_Requirement_
Count how many lines hold the word "database" and give that number as the whole answer.

_Collected data_
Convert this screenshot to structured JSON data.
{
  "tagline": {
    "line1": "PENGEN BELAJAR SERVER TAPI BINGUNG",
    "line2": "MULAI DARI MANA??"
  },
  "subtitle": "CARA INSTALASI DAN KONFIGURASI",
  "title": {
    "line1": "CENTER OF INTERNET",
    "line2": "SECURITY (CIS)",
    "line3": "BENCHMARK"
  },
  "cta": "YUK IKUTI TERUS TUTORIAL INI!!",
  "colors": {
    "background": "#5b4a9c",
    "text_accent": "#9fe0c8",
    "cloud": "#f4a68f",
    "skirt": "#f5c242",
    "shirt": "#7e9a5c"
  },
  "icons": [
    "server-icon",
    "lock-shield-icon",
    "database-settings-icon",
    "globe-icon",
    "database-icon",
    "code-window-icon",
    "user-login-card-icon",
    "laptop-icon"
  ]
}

_The answer_
2